Exercise requirements
Transcribe the data that follows precisely, omitting nothing.
<<<<
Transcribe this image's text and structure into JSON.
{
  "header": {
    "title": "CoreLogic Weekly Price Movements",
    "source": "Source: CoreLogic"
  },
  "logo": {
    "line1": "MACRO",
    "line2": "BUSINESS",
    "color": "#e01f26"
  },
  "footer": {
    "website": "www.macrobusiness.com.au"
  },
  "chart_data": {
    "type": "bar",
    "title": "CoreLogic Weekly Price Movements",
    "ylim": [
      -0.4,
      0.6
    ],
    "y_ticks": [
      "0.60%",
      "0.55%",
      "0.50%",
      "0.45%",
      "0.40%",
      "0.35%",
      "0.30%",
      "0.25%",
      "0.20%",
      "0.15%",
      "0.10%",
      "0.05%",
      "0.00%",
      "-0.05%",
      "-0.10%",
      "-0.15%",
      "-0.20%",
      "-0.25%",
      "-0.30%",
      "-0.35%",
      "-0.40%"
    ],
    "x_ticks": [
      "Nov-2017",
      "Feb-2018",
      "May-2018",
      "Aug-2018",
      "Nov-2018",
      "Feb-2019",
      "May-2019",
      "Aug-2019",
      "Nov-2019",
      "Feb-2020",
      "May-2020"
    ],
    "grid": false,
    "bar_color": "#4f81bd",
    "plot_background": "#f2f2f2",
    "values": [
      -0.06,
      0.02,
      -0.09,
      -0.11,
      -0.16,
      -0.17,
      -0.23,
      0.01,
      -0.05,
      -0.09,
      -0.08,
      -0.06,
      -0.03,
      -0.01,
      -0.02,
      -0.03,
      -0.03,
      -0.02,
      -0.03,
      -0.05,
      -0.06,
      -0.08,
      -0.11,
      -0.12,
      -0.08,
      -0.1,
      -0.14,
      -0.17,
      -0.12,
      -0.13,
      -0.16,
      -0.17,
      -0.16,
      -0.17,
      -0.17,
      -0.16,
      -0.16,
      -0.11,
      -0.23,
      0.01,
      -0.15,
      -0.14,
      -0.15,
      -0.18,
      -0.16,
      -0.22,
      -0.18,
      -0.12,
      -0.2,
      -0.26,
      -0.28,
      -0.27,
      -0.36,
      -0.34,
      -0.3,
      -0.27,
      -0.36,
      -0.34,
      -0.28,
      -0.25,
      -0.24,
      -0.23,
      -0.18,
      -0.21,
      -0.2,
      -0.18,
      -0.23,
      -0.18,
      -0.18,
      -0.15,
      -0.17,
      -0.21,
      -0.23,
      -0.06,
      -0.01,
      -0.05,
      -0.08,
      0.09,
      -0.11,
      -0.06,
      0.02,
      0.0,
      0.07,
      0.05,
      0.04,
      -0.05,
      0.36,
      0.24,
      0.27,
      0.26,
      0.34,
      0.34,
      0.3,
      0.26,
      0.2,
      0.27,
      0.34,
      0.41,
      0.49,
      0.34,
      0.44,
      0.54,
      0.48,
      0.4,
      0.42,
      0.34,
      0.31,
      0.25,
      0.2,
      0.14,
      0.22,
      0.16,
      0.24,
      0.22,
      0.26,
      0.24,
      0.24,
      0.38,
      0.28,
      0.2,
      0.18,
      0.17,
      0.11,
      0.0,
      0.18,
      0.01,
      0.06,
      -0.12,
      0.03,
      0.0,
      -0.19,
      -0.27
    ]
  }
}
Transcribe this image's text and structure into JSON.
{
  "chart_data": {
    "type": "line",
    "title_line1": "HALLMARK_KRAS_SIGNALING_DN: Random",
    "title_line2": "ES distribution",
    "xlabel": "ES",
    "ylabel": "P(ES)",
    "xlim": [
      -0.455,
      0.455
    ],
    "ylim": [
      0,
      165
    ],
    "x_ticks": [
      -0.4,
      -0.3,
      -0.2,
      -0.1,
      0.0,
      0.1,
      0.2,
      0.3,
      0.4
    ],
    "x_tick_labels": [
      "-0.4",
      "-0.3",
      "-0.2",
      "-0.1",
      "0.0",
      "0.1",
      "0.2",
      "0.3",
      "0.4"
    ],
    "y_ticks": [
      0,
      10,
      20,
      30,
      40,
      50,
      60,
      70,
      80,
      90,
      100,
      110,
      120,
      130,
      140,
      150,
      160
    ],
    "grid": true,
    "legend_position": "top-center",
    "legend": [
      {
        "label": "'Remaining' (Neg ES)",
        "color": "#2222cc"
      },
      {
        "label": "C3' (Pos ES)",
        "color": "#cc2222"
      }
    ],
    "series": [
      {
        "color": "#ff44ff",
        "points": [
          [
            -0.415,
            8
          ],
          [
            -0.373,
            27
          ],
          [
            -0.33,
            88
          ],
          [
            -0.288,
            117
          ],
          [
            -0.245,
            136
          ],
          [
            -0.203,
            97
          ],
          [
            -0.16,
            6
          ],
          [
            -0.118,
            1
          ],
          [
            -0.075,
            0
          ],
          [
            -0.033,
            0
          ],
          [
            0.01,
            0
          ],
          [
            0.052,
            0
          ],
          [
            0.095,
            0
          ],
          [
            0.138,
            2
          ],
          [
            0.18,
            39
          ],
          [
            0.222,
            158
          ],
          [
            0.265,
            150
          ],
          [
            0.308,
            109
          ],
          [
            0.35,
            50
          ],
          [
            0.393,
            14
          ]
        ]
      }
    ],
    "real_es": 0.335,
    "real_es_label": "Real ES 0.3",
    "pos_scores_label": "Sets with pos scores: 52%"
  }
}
>>>>
Result for this task
Transcribe this image's text and structure into JSON.
{
  "header": {
    "title": "CoreLogic Weekly Price Movements",
    "source": "Source: CoreLogic"
  },
  "logo": {
    "line1": "MACRO",
    "line2": "BUSINESS",
    "color": "#e01f26"
  },
  "footer": {
    "website": "www.macrobusiness.com.au"
  },
  "chart_data": {
    "type": "bar",
    "title": "CoreLogic Weekly Price Movements",
    "ylim": [
      -0.4,
      0.6
    ],
    "y_ticks": [
      "0.60%",
      "0.55%",
      "0.50%",
      "0.45%",
      "0.40%",
      "0.35%",
      "0.30%",
      "0.25%",
      "0.20%",
      "0.15%",
      "0.10%",
      "0.05%",
      "0.00%",
      "-0.05%",
      "-0.10%",
      "-0.15%",
      "-0.20%",
      "-0.25%",
      "-0.30%",
      "-0.35%",
      "-0.40%"
    ],
    "x_ticks": [
      "Nov-2017",
      "Feb-2018",
      "May-2018",
      "Aug-2018",
      "Nov-2018",
      "Feb-2019",
      "May-2019",
      "Aug-2019",
      "Nov-2019",
      "Feb-2020",
      "May-2020"
    ],
    "grid": false,
    "bar_color": "#4f81bd",
    "plot_background": "#f2f2f2",
    "values": [
      -0.06,
      0.02,
      -0.09,
      -0.11,
      -0.16,
      -0.17,
      -0.23,
      0.01,
      -0.05,
      -0.09,
      -0.08,
      -0.06,
      -0.03,
      -0.01,
      -0.02,
      -0.03,
      -0.03,
      -0.02,
      -0.03,
      -0.05,
      -0.06,
      -0.08,
      -0.11,
      -0.12,
      -0.08,
      -0.1,
      -0.14,
      -0.17,
      -0.12,
      -0.13,
      -0.16,
      -0.17,
      -0.16,
      -0.17,
      -0.17,
      -0.16,
      -0.16,
      -0.11,
      -0.23,
      0.01,
      -0.15,
      -0.14,
      -0.15,
      -0.18,
      -0.16,
      -0.22,
      -0.18,
      -0.12,
      -0.2,
      -0.26,
      -0.28,
      -0.27,
      -0.36,
      -0.34,
      -0.3,
      -0.27,
      -0.36,
      -0.34,
      -0.28,
      -0.25,
      -0.24,
      -0.23,
      -0.18,
      -0.21,
      -0.2,
      -0.18,
      -0.23,
      -0.18,
      -0.18,
      -0.15,
      -0.17,
      -0.21,
      -0.23,
      -0.06,
      -0.01,
      -0.05,
      -0.08,
      0.09,
      -0.11,
      -0.06,
      0.02,
      0.0,
      0.07,
      0.05,
      0.04,
      -0.05,
      0.36,
      0.24,
      0.27,
      0.26,
      0.34,
      0.34,
      0.3,
      0.26,
      0.2,
      0.27,
      0.34,
      0.41,
      0.49,
      0.34,
      0.44,
      0.54,
      0.48,
      0.4,
      0.42,
      0.34,
      0.31,
      0.25,
      0.2,
      0.14,
      0.22,
      0.16,
      0.24,
      0.22,
      0.26,
      0.24,
      0.24,
      0.38,
      0.28,
      0.2,
      0.18,
      0.17,
      0.11,
      0.0,
      0.18,
      0.01,
      0.06,
      -0.12,
      0.03,
      0.0,
      -0.19,
      -0.27
    ]
  }
}
Transcribe this image's text and structure into JSON.
{
  "chart_data": {
    "type": "line",
    "title_line1": "HALLMARK_KRAS_SIGNALING_DN: Random",
    "title_line2": "ES distribution",
    "xlabel": "ES",
    "ylabel": "P(ES)",
    "xlim": [
      -0.455,
      0.455
    ],
    "ylim": [
      0,
      165
    ],
    "x_ticks": [
      -0.4,
      -0.3,
      -0.2,
      -0.1,
      0.0,
      0.1,
      0.2,
      0.3,
      0.4
    ],
    "x_tick_labels": [
      "-0.4",
      "-0.3",
      "-0.2",
      "-0.1",
      "0.0",
      "0.1",
      "0.2",
      "0.3",
      "0.4"
    ],
    "y_ticks": [
      0,
      10,
      20,
      30,
      40,
      50,
      60,
      70,
      80,
      90,
      100,
      110,
      120,
      130,
      140,
      150,
      160
    ],
    "grid": true,
    "legend_position": "top-center",
    "legend": [
      {
        "label": "'Remaining' (Neg ES)",
        "color": "#2222cc"
      },
      {
        "label": "C3' (Pos ES)",
        "color": "#cc2222"
      }
    ],
    "series": [
      {
        "color": "#ff44ff",
        "points": [
          [
            -0.415,
            8
          ],
          [
            -0.373,
            27
          ],
          [
            -0.33,
            88
          ],
          [
            -0.288,
            117
          ],
          [
            -0.245,
            136
          ],
          [
            -0.203,
            97
          ],
          [
            -0.16,
            6
          ],
          [
            -0.118,
            1
          ],
          [
            -0.075,
            0
          ],
          [
            -0.033,
            0
          ],
          [
            0.01,
            0
          ],
          [
            0.052,
            0
          ],
          [
            0.095,
            0
          ],
          [
            0.138,
            2
          ],
          [
            0.18,
            39
          ],
          [
            0.222,
            158
          ],
          [
            0.265,
            150
          ],
          [
            0.308,
            109
          ],
          [
            0.35,
            50
          ],
          [
            0.393,
            14
          ]
        ]
      }
    ],
    "real_es": 0.335,
    "real_es_label": "Real ES 0.3",
    "pos_scores_label": "Sets with pos scores: 52%"
  }
}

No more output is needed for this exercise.